→ Direction
Return the records exactly as they are.

Stored items
----

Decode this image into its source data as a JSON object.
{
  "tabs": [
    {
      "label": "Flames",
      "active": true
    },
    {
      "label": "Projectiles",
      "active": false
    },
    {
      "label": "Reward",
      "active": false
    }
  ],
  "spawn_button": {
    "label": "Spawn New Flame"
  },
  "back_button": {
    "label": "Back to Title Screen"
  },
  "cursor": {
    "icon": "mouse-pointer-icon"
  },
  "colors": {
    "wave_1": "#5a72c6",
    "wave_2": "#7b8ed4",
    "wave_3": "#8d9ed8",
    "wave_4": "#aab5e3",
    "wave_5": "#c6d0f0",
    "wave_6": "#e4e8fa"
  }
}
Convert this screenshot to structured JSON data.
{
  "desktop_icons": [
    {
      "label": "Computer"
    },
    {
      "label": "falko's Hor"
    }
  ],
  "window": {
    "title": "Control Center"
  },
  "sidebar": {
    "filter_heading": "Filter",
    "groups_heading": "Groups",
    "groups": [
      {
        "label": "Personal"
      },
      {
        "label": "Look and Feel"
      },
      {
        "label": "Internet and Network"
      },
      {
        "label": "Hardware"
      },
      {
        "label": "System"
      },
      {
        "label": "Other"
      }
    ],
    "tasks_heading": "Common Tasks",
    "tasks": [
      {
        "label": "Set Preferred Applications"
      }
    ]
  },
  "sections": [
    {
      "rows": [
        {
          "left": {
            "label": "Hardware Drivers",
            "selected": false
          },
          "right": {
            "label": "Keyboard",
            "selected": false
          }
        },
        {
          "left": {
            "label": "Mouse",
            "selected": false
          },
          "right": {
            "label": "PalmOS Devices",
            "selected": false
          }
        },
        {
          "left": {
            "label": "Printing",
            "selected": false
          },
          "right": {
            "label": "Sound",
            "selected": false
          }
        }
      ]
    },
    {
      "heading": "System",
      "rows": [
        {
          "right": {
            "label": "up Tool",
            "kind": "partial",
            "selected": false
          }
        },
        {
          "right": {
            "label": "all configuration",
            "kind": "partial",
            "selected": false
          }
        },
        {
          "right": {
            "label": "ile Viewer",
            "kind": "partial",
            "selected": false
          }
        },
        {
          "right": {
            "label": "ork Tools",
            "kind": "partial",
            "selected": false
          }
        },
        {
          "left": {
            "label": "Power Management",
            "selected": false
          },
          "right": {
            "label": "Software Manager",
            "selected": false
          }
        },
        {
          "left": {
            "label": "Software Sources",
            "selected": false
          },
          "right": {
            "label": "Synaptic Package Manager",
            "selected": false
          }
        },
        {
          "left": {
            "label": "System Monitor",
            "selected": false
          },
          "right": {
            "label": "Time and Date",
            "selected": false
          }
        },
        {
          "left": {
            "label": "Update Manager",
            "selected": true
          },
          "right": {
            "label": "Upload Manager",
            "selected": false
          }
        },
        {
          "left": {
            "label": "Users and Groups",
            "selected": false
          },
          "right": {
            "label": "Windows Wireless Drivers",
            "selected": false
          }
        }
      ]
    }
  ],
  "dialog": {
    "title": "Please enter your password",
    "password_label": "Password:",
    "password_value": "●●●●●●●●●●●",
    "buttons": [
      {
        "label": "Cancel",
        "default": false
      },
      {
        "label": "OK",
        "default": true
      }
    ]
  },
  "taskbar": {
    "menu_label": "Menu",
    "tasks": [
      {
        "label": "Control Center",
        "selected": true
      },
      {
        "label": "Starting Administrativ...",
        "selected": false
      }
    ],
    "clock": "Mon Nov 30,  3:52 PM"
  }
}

----

→ Written answer
Decode this image into its source data as a JSON object.
{
  "tabs": [
    {
      "label": "Flames",
      "active": true
    },
    {
      "label": "Projectiles",
      "active": false
    },
    {
      "label": "Reward",
      "active": false
    }
  ],
  "spawn_button": {
    "label": "Spawn New Flame"
  },
  "back_button": {
    "label": "Back to Title Screen"
  },
  "cursor": {
    "icon": "mouse-pointer-icon"
  },
  "colors": {
    "wave_1": "#5a72c6",
    "wave_2": "#7b8ed4",
    "wave_3": "#8d9ed8",
    "wave_4": "#aab5e3",
    "wave_5": "#c6d0f0",
    "wave_6": "#e4e8fa"
  }
}
Convert this screenshot to structured JSON data.
{
  "desktop_icons": [
    {
      "label": "Computer"
    },
    {
      "label": "falko's Hor"
    }
  ],
  "window": {
    "title": "Control Center"
  },
  "sidebar": {
    "filter_heading": "Filter",
    "groups_heading": "Groups",
    "groups": [
      {
        "label": "Personal"
      },
      {
        "label": "Look and Feel"
      },
      {
        "label": "Internet and Network"
      },
      {
        "label": "Hardware"
      },
      {
        "label": "System"
      },
      {
        "label": "Other"
      }
    ],
    "tasks_heading": "Common Tasks",
    "tasks": [
      {
        "label": "Set Preferred Applications"
      }
    ]
  },
  "sections": [
    {
      "rows": [
        {
          "left": {
            "label": "Hardware Drivers",
            "selected": false
          },
          "right": {
            "label": "Keyboard",
            "selected": false
          }
        },
        {
          "left": {
            "label": "Mouse",
            "selected": false
          },
          "right": {
            "label": "PalmOS Devices",
            "selected": false
          }
        },
        {
          "left": {
            "label": "Printing",
            "selected": false
          },
          "right": {
            "label": "Sound",
            "selected": false
          }
        }
      ]
    },
    {
      "heading": "System",
      "rows": [
        {
          "right": {
            "label": "up Tool",
            "kind": "partial",
            "selected": false
          }
        },
        {
          "right": {
            "label": "all configuration",
            "kind": "partial",
            "selected": false
          }
        },
        {
          "right": {
            "label": "ile Viewer",
            "kind": "partial",
            "selected": false
          }
        },
        {
          "right": {
            "label": "ork Tools",
            "kind": "partial",
            "selected": false
          }
        },
        {
          "left": {
            "label": "Power Management",
            "selected": false
          },
          "right": {
            "label": "Software Manager",
            "selected": false
          }
        },
        {
          "left": {
            "label": "Software Sources",
            "selected": false
          },
          "right": {
            "label": "Synaptic Package Manager",
            "selected": false
          }
        },
        {
          "left": {
            "label": "System Monitor",
            "selected": false
          },
          "right": {
            "label": "Time and Date",
            "selected": false
          }
        },
        {
          "left": {
            "label": "Update Manager",
            "selected": true
          },
          "right": {
            "label": "Upload Manager",
            "selected": false
          }
        },
        {
          "left": {
            "label": "Users and Groups",
            "selected": false
          },
          "right": {
            "label": "Windows Wireless Drivers",
            "selected": false
          }
        }
      ]
    }
  ],
  "dialog": {
    "title": "Please enter your password",
    "password_label": "Password:",
    "password_value": "●●●●●●●●●●●",
    "buttons": [
      {
        "label": "Cancel",
        "default": false
      },
      {
        "label": "OK",
        "default": true
      }
    ]
  },
  "taskbar": {
    "menu_label": "Menu",
    "tasks": [
      {
        "label": "Control Center",
        "selected": true
      },
      {
        "label": "Starting Administrativ...",
        "selected": false
      }
    ],
    "clock": "Mon Nov 30,  3:52 PM"
  }
}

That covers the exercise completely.